▸ WHAT THE TASK ASKS
Find the lines that hold the word "musi" and return them.

------------

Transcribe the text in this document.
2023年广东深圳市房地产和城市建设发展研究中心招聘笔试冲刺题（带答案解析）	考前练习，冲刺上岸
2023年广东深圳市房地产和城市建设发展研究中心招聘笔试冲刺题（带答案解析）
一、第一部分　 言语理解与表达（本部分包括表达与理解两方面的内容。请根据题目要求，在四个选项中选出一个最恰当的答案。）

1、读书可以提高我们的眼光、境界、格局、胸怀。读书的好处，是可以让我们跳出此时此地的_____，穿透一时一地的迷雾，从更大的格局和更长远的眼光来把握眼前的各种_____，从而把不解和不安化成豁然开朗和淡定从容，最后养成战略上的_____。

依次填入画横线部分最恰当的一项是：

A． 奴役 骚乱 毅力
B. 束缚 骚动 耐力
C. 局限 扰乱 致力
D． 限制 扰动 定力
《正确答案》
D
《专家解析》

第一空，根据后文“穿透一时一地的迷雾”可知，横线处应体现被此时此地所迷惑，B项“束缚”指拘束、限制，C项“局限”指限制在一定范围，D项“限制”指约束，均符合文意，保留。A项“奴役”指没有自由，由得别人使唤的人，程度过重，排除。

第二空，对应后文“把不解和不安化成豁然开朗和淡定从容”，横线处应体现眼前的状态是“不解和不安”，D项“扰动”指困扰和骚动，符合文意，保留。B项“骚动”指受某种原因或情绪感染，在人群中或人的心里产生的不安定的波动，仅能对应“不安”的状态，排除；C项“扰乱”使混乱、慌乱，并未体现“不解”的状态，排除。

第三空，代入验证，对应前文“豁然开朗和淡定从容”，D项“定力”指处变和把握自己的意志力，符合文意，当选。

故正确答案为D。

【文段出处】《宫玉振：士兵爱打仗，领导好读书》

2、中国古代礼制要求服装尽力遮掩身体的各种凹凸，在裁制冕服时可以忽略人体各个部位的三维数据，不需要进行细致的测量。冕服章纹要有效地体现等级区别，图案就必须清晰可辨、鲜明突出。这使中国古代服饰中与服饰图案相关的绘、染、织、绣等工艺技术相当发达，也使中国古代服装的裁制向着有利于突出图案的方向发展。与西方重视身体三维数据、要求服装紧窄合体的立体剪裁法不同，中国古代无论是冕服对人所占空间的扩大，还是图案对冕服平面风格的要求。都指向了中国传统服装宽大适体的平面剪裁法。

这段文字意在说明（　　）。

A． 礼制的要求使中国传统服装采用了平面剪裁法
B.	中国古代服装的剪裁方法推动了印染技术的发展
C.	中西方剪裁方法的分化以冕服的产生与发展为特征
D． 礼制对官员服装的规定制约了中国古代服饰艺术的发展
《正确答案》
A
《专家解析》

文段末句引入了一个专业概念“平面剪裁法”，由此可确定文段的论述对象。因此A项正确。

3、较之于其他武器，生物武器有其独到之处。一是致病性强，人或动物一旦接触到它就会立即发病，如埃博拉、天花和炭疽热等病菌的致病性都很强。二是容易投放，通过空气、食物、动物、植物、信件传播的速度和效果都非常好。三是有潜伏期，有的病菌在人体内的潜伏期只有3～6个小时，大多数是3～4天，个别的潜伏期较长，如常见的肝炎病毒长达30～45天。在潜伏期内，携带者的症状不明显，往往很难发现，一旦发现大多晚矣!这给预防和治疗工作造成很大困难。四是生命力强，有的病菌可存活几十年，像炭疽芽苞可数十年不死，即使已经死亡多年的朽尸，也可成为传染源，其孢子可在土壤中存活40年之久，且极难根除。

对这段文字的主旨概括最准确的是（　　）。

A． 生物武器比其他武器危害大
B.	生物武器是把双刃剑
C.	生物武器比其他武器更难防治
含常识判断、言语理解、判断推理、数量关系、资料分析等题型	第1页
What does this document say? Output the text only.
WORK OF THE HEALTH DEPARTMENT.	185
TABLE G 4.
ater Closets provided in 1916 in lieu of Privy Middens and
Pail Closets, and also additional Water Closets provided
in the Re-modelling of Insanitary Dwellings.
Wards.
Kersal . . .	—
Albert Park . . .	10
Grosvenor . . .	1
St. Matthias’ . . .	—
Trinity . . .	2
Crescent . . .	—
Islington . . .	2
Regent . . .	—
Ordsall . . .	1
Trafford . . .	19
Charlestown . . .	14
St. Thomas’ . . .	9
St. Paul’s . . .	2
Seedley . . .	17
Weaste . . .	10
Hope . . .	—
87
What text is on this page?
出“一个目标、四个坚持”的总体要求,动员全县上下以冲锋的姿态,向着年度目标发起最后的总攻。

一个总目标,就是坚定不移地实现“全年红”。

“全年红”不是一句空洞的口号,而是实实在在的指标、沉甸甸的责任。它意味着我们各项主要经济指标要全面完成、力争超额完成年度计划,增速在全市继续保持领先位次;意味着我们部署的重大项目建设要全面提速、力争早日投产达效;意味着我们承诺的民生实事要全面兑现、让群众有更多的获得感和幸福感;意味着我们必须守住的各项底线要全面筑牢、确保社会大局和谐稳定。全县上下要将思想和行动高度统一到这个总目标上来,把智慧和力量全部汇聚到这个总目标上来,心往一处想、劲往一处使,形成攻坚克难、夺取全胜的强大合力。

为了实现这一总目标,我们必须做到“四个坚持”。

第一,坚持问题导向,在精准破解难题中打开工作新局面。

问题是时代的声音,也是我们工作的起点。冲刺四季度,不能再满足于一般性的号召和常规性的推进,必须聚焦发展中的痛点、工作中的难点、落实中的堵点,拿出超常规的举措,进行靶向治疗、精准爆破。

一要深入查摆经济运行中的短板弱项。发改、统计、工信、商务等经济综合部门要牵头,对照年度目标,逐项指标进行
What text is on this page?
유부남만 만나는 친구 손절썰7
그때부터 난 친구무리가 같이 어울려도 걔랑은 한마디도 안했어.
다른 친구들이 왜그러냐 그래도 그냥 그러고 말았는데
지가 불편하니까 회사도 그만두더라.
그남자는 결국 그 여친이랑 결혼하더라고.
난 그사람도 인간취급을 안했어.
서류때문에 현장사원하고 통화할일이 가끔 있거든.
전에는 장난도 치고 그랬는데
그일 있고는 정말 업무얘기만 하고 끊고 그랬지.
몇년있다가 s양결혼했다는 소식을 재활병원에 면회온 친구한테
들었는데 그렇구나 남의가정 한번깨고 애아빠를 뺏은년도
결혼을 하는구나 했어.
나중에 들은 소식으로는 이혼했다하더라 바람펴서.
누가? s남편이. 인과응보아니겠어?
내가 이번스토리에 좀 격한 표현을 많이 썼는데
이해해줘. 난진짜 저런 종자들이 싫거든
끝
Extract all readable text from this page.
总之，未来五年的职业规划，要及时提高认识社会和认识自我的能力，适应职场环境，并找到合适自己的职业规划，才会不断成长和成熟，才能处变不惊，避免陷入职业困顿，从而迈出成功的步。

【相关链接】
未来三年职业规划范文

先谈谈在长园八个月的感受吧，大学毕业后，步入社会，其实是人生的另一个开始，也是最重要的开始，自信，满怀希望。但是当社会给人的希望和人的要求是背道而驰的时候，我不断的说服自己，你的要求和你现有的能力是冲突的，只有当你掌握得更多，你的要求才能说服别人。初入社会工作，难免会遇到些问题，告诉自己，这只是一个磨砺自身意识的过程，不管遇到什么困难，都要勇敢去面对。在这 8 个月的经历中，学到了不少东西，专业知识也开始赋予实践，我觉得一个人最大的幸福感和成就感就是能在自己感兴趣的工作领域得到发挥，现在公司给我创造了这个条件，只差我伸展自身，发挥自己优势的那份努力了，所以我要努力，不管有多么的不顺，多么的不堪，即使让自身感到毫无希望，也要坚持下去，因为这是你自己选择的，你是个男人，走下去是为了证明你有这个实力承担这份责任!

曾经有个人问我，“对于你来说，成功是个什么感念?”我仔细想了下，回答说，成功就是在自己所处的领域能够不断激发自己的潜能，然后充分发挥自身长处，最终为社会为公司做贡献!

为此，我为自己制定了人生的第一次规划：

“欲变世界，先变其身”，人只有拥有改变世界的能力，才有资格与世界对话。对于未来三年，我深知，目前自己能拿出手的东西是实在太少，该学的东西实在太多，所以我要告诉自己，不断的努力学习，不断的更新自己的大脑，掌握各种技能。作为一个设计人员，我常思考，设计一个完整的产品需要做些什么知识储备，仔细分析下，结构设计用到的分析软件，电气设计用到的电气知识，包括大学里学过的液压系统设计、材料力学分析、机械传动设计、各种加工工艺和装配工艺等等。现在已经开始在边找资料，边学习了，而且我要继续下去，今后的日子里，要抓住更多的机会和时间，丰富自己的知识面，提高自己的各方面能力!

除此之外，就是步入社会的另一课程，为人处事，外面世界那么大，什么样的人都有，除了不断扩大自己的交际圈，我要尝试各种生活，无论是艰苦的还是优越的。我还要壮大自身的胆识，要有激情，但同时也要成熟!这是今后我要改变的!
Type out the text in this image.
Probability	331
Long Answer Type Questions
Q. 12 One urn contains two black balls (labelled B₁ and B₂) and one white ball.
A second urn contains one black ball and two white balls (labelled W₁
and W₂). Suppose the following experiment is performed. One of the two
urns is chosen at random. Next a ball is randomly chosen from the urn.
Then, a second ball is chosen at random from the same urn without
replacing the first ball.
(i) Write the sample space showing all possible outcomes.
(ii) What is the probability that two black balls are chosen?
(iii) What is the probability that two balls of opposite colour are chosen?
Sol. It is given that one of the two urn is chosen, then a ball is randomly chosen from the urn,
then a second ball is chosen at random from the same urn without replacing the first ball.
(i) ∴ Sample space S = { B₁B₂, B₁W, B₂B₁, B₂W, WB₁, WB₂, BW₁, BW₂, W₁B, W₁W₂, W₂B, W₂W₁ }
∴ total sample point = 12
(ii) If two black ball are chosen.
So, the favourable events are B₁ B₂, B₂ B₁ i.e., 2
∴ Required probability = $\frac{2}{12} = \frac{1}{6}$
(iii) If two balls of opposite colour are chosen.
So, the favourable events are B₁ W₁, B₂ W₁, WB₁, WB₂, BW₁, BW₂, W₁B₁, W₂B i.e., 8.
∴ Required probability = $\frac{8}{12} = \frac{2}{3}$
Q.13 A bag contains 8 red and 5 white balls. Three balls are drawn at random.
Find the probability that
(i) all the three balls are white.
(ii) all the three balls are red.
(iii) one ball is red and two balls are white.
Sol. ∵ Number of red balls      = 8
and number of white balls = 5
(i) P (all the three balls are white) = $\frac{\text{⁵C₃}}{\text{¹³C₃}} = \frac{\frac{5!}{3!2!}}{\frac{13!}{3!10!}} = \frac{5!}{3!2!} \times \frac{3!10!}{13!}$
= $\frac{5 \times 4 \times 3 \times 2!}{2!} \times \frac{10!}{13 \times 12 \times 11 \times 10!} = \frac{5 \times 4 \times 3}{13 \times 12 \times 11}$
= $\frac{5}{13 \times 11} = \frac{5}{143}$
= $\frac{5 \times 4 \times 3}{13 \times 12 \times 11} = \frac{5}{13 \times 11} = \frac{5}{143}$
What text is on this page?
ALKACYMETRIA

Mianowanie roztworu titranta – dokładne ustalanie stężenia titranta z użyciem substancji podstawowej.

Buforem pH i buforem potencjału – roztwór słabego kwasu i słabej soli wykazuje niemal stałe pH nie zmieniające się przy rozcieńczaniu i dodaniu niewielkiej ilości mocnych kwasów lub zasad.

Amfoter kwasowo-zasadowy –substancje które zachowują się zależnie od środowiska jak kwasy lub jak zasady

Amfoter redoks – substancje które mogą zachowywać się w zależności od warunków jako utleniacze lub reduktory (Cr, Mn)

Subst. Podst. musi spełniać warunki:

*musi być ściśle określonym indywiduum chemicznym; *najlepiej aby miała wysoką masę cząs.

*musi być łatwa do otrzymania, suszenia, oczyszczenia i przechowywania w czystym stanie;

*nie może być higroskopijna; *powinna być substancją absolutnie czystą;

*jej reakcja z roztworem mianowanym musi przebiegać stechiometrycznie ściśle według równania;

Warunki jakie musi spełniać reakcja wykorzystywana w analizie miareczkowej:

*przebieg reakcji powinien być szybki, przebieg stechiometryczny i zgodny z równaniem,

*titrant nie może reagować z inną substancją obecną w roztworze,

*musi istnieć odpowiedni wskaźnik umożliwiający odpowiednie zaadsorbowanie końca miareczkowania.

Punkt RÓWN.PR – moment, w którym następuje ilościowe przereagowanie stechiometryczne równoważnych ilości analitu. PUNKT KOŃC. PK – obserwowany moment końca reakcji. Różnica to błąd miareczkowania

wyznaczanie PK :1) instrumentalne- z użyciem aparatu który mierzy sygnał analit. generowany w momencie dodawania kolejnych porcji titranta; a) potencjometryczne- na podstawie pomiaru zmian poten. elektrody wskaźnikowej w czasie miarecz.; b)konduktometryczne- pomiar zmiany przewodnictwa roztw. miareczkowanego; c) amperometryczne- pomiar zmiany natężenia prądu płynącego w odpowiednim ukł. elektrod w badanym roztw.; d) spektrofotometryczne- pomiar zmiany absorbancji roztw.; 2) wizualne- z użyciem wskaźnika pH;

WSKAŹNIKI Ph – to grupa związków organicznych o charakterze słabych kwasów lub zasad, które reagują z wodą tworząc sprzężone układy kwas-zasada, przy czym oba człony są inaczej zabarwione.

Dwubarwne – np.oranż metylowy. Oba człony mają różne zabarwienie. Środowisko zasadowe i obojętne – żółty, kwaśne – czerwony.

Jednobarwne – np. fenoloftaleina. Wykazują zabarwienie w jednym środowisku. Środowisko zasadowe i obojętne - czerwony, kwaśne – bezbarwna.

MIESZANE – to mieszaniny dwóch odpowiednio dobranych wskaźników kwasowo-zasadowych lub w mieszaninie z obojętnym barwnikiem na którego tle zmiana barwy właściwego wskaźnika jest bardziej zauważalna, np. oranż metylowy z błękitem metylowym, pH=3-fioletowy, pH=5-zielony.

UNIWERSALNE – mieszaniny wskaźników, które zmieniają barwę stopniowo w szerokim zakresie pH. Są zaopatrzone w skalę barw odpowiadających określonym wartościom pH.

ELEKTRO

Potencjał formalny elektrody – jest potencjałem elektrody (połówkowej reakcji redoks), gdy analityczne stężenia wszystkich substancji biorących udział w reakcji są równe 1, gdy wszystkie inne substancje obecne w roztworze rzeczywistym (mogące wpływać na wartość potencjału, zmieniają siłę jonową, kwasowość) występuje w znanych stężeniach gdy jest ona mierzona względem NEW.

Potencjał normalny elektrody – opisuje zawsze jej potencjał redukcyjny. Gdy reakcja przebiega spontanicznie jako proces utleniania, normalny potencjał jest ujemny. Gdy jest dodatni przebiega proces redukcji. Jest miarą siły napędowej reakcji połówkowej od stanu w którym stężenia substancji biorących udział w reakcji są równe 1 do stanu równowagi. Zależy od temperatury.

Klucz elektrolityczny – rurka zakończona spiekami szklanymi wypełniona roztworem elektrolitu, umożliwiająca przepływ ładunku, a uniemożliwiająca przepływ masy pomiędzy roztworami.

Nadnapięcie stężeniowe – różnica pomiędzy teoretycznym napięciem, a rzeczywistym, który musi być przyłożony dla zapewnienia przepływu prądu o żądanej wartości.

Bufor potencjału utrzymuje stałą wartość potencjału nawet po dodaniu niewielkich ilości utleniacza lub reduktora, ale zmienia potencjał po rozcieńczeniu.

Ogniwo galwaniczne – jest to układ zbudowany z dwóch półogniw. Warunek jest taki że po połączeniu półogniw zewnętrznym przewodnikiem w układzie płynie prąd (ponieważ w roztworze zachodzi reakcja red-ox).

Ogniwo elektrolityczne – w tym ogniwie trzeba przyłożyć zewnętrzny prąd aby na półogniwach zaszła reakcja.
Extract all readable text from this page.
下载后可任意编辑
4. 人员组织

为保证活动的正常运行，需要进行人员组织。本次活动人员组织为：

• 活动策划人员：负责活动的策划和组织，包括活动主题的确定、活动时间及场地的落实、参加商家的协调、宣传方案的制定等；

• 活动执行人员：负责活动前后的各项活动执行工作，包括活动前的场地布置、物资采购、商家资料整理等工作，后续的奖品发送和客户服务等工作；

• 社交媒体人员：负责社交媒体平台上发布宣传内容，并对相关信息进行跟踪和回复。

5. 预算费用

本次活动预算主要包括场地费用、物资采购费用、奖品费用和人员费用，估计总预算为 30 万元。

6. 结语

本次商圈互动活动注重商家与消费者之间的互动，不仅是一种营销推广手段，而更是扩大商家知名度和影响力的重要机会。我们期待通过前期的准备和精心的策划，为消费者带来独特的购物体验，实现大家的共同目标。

------------

▸ PROBLEM SOLUTION
Subst. Podst. musi spełniać warunki:
*musi być ściśle określonym indywiduum chemicznym; *najlepiej aby miała wysoką masę cząs.
*musi być łatwa do otrzymania, suszenia, oczyszczenia i przechowywania w czystym stanie;
*jej reakcja z roztworem mianowanym musi przebiegać stechiometrycznie ściśle według równania;
Warunki jakie musi spełniać reakcja wykorzystywana w analizie miareczkowej:
*musi istnieć odpowiedni wskaźnik umożliwiający odpowiednie zaadsorbowanie końca miareczkowania.
Nadnapięcie stężeniowe – różnica pomiędzy teoretycznym napięciem, a rzeczywistym, który musi być przyłożony dla zapewnienia przepływu prądu o żądanej wartości.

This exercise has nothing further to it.